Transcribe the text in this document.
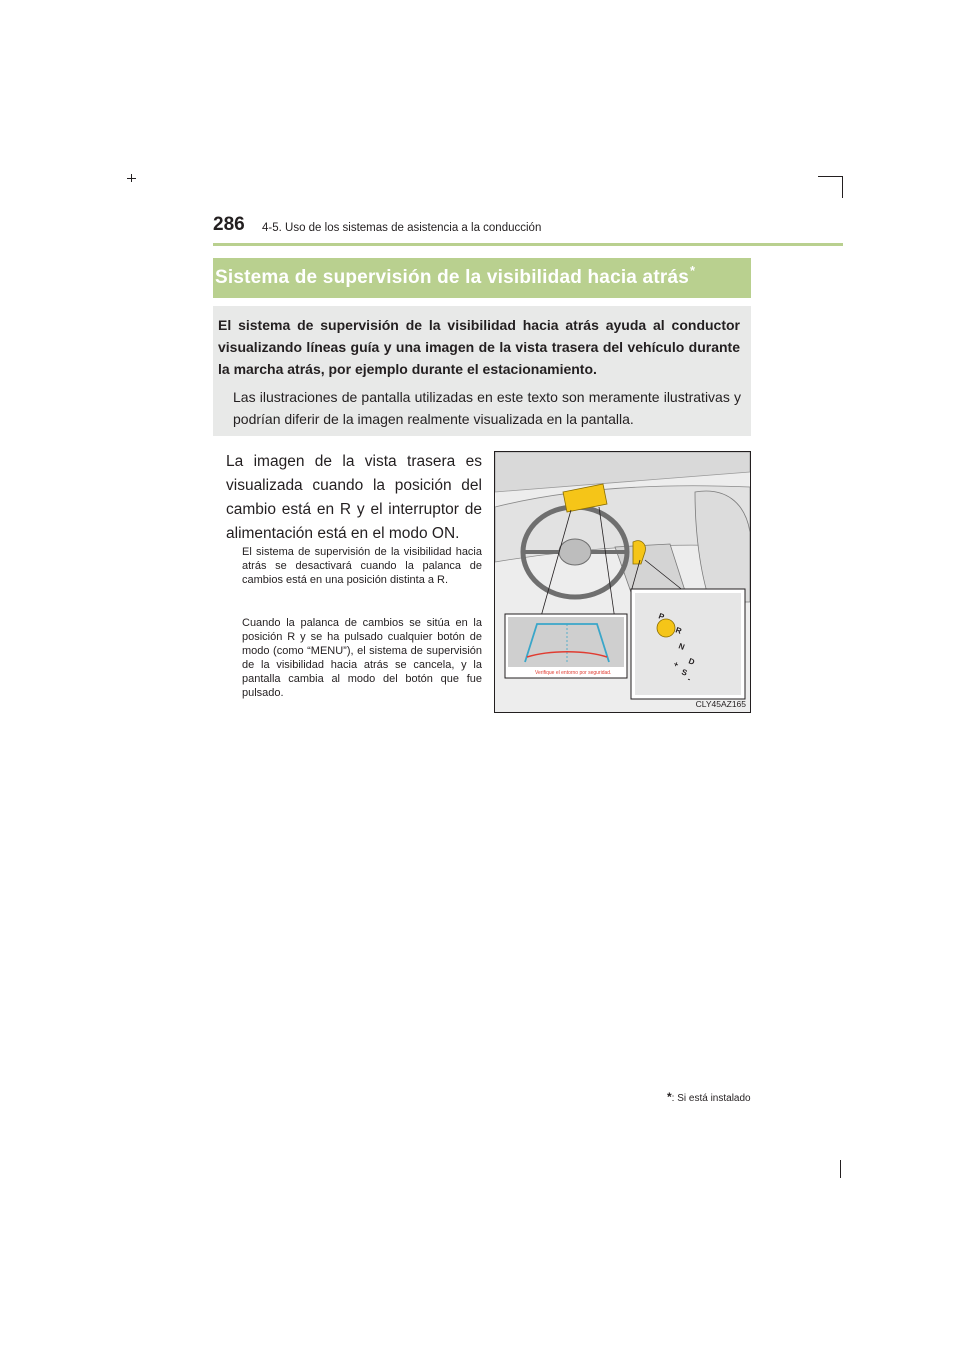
286 4-5. Uso de los sistemas de asistencia a la conducción
Sistema de supervisión de la visibilidad hacia atrás*
El sistema de supervisión de la visibilidad hacia atrás ayuda al conductor visualizando líneas guía y una imagen de la vista trasera del vehículo durante la marcha atrás, por ejemplo durante el estacionamiento.
Las ilustraciones de pantalla utilizadas en este texto son meramente ilustrativas y podrían diferir de la imagen realmente visualizada en la pantalla.
La imagen de la vista trasera es visualizada cuando la posición del cambio está en R y el interruptor de alimentación está en el modo ON.
El sistema de supervisión de la visibilidad hacia atrás se desactivará cuando la palanca de cambios está en una posición distinta a R.
Cuando la palanca de cambios se sitúa en la posición R y se ha pulsado cualquier botón de modo (como “MENU”), el sistema de supervisión de la visibilidad hacia atrás se cancela, y la pantalla cambia al modo del botón que fue pulsado.
Verifique el entorno por seguridad.
P
R
N
D
S
+
-
CLY45AZ165
*: Si está instalado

+++++

Write out the material above again, word for word, minus its pictures.

Transcribe the text in this document.
286 4-5. Uso de los sistemas de asistencia a la conducción
Sistema de supervisión de la visibilidad hacia atrás*
El sistema de supervisión de la visibilidad hacia atrás ayuda al conductor visualizando líneas guía y una imagen de la vista trasera del vehículo durante la marcha atrás, por ejemplo durante el estacionamiento.
Las ilustraciones de pantalla utilizadas en este texto son meramente ilustrativas y podrían diferir de la imagen realmente visualizada en la pantalla.
La imagen de la vista trasera es visualizada cuando la posición del cambio está en R y el interruptor de alimentación está en el modo ON.
El sistema de supervisión de la visibilidad hacia atrás se desactivará cuando la palanca de cambios está en una posición distinta a R.
Cuando la palanca de cambios se sitúa en la posición R y se ha pulsado cualquier botón de modo (como “MENU”), el sistema de supervisión de la visibilidad hacia atrás se cancela, y la pantalla cambia al modo del botón que fue pulsado.
Verifique el entorno por seguridad.
P
R
N
D
S
+
-
CLY45AZ165
*: Si está instalado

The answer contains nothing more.